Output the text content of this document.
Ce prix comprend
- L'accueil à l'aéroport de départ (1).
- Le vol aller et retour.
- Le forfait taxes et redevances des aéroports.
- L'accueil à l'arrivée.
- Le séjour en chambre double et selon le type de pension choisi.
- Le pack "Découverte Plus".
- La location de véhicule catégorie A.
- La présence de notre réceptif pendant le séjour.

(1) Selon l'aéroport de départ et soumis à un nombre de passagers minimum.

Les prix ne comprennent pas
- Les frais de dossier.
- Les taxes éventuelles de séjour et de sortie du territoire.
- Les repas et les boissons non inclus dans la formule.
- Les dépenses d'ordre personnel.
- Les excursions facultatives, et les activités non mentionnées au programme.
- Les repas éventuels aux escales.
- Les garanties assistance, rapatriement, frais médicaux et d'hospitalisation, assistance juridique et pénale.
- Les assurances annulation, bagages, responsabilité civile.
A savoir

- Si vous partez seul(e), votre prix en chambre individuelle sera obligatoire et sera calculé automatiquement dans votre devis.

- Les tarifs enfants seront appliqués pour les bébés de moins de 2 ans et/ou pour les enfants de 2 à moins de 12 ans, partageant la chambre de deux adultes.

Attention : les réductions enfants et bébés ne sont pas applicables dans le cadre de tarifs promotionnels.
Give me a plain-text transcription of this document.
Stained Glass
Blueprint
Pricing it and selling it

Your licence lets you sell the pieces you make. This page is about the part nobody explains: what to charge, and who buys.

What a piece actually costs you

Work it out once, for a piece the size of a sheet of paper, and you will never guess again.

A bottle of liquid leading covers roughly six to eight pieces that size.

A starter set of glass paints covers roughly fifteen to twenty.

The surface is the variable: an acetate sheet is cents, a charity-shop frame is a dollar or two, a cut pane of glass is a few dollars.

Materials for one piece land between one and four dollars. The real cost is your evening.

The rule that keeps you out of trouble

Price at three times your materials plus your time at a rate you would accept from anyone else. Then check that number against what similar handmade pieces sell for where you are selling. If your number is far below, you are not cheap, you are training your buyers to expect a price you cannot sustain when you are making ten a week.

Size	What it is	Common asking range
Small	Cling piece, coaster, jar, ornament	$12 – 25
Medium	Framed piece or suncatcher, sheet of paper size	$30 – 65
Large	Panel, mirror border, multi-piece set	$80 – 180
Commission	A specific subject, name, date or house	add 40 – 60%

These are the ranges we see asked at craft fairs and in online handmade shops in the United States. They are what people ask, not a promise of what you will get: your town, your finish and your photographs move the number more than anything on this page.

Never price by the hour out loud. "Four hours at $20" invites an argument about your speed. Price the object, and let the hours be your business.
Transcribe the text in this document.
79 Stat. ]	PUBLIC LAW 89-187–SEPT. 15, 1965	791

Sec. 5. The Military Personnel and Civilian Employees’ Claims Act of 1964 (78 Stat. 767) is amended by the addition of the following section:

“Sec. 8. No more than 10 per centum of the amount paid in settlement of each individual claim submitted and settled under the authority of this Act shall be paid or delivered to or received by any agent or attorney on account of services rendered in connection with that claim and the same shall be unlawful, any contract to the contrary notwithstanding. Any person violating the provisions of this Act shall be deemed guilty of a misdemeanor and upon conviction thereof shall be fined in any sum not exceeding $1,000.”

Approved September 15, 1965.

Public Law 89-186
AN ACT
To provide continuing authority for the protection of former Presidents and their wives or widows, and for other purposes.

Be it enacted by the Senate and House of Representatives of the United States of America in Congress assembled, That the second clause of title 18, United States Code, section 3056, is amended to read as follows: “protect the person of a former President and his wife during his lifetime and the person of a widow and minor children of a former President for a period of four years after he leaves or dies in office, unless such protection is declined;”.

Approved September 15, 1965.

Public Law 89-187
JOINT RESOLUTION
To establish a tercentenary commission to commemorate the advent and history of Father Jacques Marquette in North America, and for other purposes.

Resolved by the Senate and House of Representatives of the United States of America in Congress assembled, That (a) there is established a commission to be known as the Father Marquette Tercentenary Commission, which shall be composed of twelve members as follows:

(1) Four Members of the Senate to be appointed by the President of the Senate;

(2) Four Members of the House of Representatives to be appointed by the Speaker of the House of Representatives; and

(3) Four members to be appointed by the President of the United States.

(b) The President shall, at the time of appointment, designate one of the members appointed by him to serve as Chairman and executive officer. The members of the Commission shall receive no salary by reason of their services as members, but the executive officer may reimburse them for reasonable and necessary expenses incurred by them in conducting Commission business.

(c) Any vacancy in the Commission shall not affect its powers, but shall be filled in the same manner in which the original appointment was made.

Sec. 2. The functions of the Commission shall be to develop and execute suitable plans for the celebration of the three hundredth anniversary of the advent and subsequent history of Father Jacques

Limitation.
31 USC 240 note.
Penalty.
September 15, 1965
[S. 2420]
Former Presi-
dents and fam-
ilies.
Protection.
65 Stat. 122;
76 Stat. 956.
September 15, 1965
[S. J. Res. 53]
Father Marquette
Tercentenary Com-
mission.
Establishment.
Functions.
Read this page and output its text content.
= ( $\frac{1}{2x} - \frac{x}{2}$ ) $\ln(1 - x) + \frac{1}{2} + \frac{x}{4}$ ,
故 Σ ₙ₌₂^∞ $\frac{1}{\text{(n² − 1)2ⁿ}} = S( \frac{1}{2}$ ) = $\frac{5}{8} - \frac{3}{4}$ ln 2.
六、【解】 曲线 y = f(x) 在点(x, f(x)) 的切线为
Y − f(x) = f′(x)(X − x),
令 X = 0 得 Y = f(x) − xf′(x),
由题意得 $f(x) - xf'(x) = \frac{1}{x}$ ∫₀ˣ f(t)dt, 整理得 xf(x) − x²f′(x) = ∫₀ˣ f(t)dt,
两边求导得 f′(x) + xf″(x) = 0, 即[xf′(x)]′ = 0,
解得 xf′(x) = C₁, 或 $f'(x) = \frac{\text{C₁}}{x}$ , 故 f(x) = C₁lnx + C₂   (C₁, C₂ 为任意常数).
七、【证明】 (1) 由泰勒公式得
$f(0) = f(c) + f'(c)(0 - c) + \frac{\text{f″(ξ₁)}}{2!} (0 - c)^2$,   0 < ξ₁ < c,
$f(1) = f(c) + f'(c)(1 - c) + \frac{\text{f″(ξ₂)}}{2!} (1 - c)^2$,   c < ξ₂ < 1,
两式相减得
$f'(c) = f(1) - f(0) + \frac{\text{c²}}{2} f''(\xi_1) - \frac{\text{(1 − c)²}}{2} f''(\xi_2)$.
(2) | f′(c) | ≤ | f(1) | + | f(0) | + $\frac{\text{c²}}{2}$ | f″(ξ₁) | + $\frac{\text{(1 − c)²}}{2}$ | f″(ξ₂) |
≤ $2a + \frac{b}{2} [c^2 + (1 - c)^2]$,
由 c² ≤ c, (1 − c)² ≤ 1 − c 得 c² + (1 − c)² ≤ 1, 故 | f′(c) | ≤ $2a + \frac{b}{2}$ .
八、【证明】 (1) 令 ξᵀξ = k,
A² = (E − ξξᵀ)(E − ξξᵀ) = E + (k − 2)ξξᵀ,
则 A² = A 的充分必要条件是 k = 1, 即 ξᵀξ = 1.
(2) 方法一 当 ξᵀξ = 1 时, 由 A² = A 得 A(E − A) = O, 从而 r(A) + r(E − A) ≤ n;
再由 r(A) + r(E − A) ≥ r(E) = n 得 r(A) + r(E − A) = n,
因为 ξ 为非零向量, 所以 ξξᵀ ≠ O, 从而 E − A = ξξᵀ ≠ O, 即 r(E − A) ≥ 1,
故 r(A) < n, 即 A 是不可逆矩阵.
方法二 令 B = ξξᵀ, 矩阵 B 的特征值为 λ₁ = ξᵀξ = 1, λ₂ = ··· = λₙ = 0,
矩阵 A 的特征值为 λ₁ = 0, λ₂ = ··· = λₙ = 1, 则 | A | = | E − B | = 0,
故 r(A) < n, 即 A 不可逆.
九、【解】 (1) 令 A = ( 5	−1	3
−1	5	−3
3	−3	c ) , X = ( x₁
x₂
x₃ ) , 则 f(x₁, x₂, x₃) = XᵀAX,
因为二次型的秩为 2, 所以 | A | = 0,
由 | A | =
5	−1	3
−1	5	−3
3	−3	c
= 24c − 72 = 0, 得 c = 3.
________________________________________
Pull out all lines from the entries above in which the word "accueil" appears.

Response to this exercise:
- L'accueil à l'aéroport de départ (1).
- L'accueil à l'arrivée.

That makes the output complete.